● **Work instructions**: Go through the listing and set it down exactly, leaving out its pictures.
-- -- --
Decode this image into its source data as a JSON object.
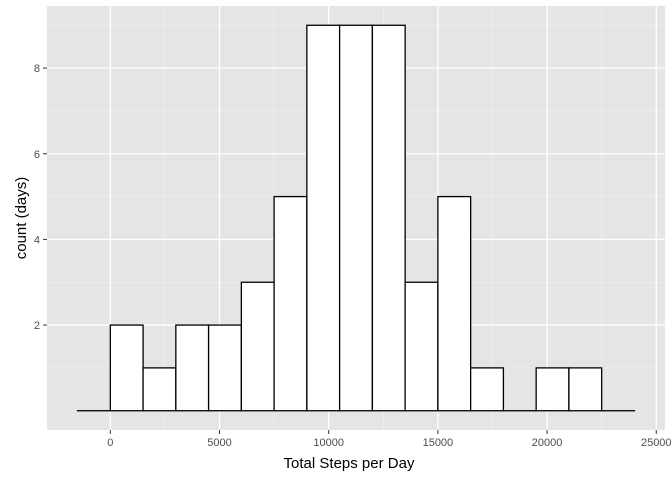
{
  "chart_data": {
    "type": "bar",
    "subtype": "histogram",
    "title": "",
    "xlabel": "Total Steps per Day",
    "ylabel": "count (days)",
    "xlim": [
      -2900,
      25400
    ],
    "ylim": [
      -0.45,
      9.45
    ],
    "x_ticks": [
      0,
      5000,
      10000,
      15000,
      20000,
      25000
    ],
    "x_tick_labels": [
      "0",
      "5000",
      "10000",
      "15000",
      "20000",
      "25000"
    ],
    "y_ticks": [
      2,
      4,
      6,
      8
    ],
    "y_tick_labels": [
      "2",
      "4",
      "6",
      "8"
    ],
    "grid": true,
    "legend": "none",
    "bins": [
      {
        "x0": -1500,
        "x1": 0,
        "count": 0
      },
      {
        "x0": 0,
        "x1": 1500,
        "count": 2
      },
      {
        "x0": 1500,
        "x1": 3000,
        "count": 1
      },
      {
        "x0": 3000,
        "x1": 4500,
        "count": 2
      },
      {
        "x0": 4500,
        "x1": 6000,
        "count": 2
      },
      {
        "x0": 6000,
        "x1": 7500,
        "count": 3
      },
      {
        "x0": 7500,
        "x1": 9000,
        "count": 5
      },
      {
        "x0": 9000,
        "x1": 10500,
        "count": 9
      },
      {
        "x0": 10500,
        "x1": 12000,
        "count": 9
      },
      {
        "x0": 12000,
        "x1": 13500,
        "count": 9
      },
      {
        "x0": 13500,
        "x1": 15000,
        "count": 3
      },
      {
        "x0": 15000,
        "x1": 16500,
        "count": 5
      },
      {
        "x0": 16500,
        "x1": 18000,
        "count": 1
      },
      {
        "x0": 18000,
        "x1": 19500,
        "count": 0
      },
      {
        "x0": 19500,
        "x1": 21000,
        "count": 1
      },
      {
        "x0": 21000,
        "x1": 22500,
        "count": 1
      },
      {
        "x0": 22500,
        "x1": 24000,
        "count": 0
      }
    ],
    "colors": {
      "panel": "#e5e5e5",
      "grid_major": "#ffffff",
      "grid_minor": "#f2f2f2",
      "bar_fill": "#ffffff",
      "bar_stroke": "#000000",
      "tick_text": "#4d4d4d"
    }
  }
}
-- -- --
● **Final answer**:
Decode this image into its source data as a JSON object.
{
  "chart_data": {
    "type": "bar",
    "subtype": "histogram",
    "title": "",
    "xlabel": "Total Steps per Day",
    "ylabel": "count (days)",
    "xlim": [
      -2900,
      25400
    ],
    "ylim": [
      -0.45,
      9.45
    ],
    "x_ticks": [
      0,
      5000,
      10000,
      15000,
      20000,
      25000
    ],
    "x_tick_labels": [
      "0",
      "5000",
      "10000",
      "15000",
      "20000",
      "25000"
    ],
    "y_ticks": [
      2,
      4,
      6,
      8
    ],
    "y_tick_labels": [
      "2",
      "4",
      "6",
      "8"
    ],
    "grid": true,
    "legend": "none",
    "bins": [
      {
        "x0": -1500,
        "x1": 0,
        "count": 0
      },
      {
        "x0": 0,
        "x1": 1500,
        "count": 2
      },
      {
        "x0": 1500,
        "x1": 3000,
        "count": 1
      },
      {
        "x0": 3000,
        "x1": 4500,
        "count": 2
      },
      {
        "x0": 4500,
        "x1": 6000,
        "count": 2
      },
      {
        "x0": 6000,
        "x1": 7500,
        "count": 3
      },
      {
        "x0": 7500,
        "x1": 9000,
        "count": 5
      },
      {
        "x0": 9000,
        "x1": 10500,
        "count": 9
      },
      {
        "x0": 10500,
        "x1": 12000,
        "count": 9
      },
      {
        "x0": 12000,
        "x1": 13500,
        "count": 9
      },
      {
        "x0": 13500,
        "x1": 15000,
        "count": 3
      },
      {
        "x0": 15000,
        "x1": 16500,
        "count": 5
      },
      {
        "x0": 16500,
        "x1": 18000,
        "count": 1
      },
      {
        "x0": 18000,
        "x1": 19500,
        "count": 0
      },
      {
        "x0": 19500,
        "x1": 21000,
        "count": 1
      },
      {
        "x0": 21000,
        "x1": 22500,
        "count": 1
      },
      {
        "x0": 22500,
        "x1": 24000,
        "count": 0
      }
    ],
    "colors": {
      "panel": "#e5e5e5",
      "grid_major": "#ffffff",
      "grid_minor": "#f2f2f2",
      "bar_fill": "#ffffff",
      "bar_stroke": "#000000",
      "tick_text": "#4d4d4d"
    }
  }
}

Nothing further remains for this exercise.